YOUR GOAL -
Identify each line containing the word "letter" and copy it.

PROVIDED DATA -
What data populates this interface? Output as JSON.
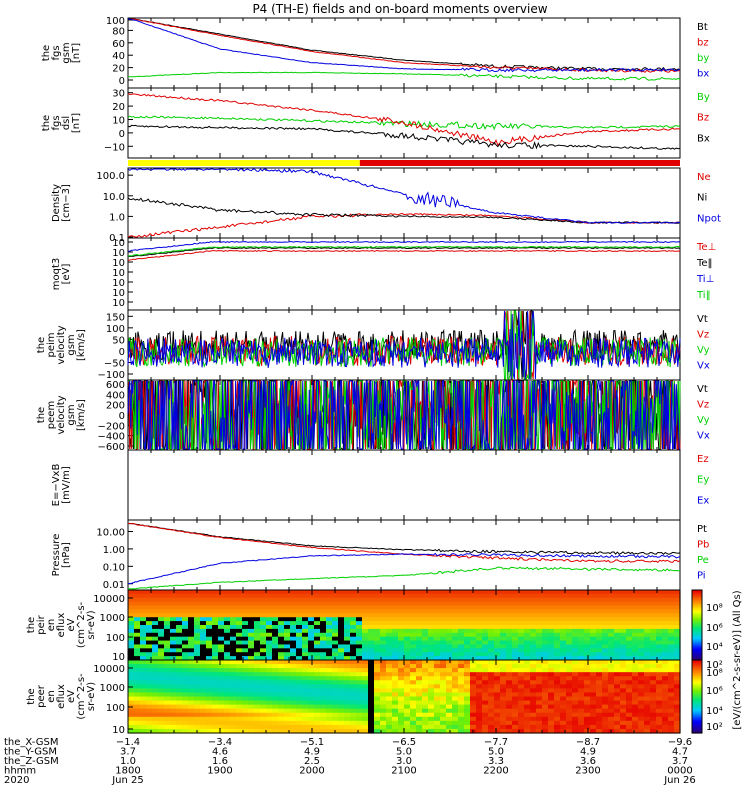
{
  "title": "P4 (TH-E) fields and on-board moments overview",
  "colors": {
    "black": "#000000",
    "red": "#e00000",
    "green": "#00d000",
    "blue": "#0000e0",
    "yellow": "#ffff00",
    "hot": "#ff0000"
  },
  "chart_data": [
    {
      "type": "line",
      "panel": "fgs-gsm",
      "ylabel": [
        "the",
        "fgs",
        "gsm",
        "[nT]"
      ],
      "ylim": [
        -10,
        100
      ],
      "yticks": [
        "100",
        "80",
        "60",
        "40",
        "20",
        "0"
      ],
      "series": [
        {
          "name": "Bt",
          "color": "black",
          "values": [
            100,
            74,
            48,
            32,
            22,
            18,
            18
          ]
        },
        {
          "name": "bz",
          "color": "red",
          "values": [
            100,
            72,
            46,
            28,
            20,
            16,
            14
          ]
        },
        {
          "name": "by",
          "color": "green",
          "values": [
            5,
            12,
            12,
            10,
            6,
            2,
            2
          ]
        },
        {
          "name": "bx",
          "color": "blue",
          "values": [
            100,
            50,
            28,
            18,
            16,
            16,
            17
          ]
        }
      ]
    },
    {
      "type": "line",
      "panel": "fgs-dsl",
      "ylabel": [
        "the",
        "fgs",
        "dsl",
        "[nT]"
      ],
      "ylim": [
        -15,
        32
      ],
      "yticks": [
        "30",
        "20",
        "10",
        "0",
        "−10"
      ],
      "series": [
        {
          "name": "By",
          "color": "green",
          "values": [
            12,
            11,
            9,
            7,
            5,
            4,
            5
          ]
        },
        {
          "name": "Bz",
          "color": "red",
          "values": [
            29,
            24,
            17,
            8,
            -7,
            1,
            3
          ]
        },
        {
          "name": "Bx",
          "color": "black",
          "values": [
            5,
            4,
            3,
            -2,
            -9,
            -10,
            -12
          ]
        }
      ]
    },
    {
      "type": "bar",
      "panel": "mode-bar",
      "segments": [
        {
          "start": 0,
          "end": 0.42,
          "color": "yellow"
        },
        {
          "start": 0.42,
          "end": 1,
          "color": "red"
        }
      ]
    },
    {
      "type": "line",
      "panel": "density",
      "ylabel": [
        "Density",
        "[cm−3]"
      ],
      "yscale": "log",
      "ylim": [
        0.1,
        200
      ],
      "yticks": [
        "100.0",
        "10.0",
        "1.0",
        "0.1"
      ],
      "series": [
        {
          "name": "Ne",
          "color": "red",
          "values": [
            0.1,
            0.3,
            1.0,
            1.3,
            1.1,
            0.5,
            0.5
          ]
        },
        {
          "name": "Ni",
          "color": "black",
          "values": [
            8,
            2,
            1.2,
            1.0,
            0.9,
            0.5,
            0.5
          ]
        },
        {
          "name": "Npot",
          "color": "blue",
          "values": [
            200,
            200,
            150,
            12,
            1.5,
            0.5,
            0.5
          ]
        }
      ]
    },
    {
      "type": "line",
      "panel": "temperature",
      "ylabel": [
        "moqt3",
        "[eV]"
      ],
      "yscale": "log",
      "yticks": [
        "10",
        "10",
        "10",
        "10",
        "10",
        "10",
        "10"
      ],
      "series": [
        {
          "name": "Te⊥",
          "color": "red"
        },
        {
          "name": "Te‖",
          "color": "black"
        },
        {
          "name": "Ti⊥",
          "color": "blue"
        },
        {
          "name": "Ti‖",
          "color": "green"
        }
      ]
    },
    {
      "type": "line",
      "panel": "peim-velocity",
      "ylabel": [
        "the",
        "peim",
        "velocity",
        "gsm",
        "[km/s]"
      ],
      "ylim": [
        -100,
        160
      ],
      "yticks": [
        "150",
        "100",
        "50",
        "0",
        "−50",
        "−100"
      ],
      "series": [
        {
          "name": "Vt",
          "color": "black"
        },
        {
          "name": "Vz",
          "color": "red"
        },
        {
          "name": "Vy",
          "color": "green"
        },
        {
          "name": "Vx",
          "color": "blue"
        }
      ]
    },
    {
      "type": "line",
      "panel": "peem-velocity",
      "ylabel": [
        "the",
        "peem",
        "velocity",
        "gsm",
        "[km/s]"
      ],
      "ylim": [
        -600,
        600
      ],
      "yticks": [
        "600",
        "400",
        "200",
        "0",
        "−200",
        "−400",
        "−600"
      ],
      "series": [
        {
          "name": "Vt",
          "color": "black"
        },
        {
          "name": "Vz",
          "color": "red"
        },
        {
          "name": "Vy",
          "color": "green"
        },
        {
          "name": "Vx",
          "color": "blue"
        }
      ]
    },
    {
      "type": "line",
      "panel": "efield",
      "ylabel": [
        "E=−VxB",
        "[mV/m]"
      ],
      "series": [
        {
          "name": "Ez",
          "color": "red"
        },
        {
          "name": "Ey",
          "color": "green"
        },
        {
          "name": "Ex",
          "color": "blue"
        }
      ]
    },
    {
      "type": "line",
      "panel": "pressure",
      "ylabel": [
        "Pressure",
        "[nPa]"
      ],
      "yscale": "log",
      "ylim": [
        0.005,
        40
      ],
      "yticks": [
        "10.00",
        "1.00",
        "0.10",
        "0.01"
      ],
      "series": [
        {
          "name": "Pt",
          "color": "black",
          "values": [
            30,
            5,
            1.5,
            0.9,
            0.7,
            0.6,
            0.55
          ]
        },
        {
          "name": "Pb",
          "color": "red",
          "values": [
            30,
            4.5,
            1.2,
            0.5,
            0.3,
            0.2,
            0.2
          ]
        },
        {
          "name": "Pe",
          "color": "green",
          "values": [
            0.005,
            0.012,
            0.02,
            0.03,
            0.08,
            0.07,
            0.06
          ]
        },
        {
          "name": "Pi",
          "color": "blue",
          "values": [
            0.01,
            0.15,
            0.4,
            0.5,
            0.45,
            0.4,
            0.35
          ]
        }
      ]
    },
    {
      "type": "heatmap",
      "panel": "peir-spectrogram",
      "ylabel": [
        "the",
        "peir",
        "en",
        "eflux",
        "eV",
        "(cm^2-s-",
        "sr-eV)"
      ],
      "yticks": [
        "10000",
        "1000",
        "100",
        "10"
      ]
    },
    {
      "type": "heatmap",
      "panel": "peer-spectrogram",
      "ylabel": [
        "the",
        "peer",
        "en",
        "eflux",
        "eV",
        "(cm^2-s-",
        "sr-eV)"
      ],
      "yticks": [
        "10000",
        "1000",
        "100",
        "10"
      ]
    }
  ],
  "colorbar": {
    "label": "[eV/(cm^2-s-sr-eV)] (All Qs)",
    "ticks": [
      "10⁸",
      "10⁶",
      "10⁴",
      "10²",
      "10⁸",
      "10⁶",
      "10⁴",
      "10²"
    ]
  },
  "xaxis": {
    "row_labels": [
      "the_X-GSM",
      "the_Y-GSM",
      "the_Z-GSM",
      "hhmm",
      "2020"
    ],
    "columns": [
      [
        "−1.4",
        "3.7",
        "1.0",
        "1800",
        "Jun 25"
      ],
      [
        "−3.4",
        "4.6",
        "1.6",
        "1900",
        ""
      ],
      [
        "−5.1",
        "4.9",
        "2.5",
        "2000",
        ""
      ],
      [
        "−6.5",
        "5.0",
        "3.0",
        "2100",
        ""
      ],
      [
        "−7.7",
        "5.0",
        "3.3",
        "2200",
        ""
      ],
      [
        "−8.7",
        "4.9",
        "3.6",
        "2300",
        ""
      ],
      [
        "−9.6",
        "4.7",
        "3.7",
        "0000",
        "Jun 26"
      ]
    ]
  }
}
...
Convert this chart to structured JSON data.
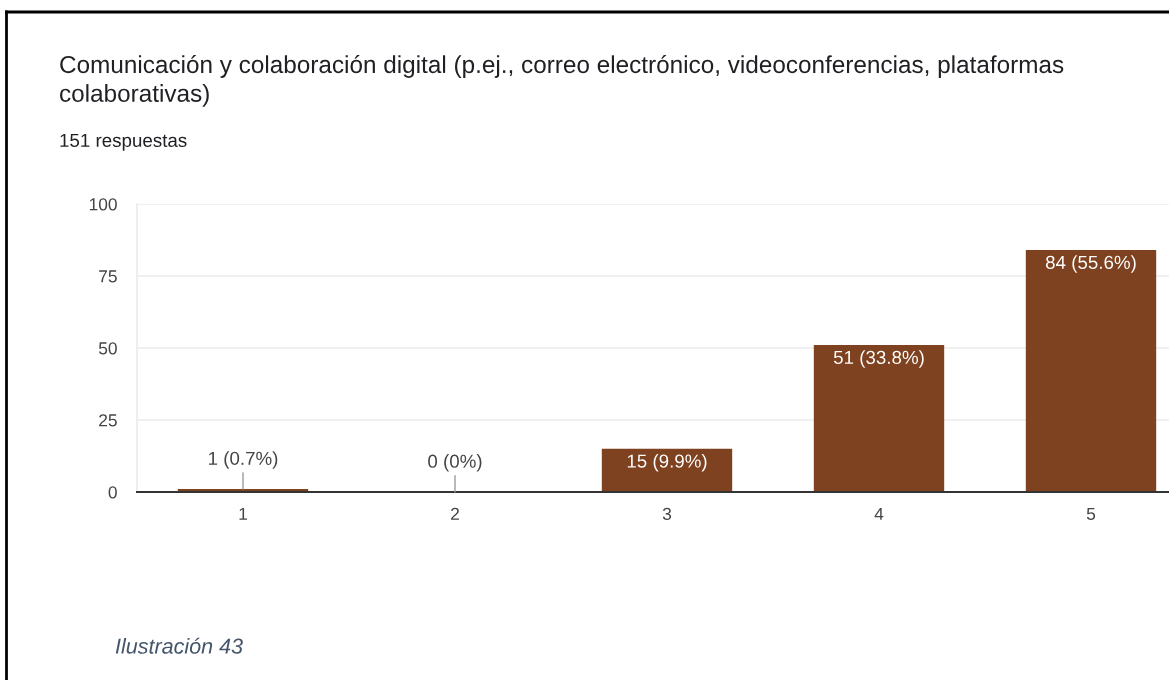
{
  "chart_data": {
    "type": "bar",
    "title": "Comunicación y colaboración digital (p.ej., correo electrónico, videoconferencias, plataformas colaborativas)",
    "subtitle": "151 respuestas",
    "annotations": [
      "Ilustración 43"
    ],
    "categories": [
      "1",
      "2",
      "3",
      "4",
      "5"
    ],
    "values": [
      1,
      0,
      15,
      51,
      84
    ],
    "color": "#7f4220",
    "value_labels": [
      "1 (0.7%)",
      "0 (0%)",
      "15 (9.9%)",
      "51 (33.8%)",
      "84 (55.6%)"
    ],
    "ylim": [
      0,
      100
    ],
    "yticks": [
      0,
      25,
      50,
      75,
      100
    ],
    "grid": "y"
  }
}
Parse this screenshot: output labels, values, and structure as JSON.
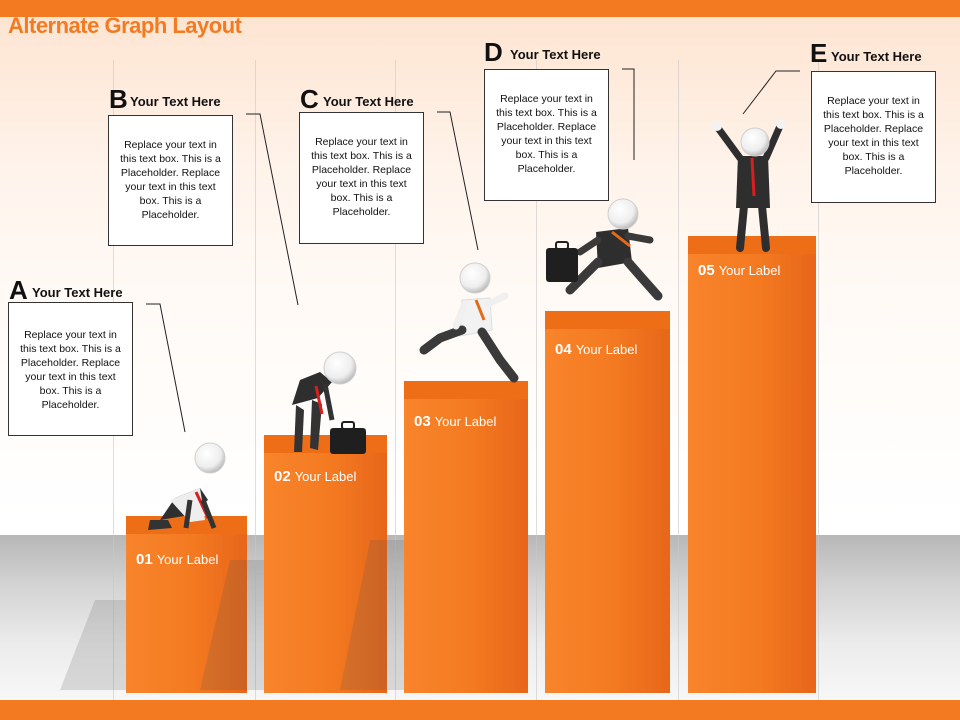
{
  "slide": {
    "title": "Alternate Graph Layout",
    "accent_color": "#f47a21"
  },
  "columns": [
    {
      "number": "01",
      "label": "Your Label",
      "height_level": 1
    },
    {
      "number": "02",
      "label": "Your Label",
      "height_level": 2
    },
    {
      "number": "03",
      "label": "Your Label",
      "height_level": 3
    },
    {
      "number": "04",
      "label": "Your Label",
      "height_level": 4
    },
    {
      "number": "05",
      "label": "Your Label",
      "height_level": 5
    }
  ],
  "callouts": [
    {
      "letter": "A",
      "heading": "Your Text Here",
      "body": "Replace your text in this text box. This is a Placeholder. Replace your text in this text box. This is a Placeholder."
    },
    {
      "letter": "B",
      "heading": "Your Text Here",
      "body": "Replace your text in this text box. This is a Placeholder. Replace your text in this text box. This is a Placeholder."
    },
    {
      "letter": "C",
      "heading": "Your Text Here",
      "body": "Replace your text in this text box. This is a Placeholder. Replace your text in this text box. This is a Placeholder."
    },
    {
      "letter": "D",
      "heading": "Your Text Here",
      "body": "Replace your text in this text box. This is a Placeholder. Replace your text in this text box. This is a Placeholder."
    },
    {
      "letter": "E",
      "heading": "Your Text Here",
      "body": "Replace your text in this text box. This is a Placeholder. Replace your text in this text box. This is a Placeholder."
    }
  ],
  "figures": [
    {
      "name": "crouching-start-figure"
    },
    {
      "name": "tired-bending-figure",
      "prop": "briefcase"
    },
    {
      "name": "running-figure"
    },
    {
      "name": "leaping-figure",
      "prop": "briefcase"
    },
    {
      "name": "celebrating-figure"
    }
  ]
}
--
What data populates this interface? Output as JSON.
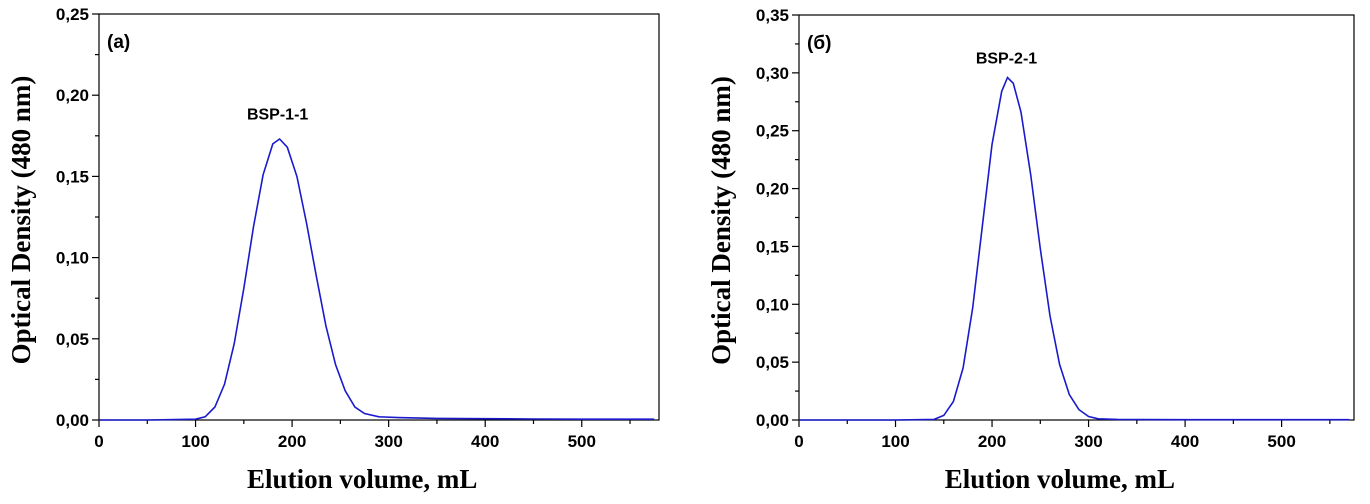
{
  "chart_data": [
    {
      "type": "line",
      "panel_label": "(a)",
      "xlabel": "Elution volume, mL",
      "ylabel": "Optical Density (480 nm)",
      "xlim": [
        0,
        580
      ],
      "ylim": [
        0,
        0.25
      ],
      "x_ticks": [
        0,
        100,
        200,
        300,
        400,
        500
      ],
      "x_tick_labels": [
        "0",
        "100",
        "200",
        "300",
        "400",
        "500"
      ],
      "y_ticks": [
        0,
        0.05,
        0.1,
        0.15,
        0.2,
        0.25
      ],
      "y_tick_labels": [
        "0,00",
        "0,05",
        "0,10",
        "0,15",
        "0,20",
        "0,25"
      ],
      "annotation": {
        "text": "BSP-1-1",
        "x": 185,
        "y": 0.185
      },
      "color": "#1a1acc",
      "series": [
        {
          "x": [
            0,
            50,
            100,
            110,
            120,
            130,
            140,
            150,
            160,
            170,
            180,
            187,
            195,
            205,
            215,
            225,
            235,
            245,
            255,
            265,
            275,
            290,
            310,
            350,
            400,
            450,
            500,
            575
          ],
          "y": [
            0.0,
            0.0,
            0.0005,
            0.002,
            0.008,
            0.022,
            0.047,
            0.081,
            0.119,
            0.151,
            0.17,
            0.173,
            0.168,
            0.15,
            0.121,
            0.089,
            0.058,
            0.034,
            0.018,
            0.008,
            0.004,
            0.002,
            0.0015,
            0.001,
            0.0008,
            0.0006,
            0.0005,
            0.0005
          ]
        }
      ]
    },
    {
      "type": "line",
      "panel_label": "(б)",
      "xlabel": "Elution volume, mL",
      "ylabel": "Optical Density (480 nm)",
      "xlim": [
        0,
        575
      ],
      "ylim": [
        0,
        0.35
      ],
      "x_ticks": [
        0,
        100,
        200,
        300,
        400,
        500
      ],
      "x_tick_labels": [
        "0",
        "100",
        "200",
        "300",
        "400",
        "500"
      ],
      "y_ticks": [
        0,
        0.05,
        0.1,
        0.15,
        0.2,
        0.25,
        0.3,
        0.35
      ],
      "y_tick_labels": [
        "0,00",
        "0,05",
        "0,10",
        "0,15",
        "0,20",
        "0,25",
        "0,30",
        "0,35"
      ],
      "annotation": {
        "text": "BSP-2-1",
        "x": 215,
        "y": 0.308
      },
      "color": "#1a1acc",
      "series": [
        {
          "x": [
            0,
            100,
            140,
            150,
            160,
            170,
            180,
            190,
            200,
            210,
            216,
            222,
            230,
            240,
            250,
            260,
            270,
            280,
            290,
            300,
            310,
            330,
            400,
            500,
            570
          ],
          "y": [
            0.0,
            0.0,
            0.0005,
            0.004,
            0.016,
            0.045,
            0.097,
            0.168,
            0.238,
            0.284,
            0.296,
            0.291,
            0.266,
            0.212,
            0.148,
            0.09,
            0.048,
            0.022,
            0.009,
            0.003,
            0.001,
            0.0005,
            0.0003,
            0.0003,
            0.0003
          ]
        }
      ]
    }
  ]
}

RESPONSE FOR THIS EXERCISE -
      "letter": "A",
      "letter": "B",
      "letter": "C",
      "letter": "D",
      "letter": "E",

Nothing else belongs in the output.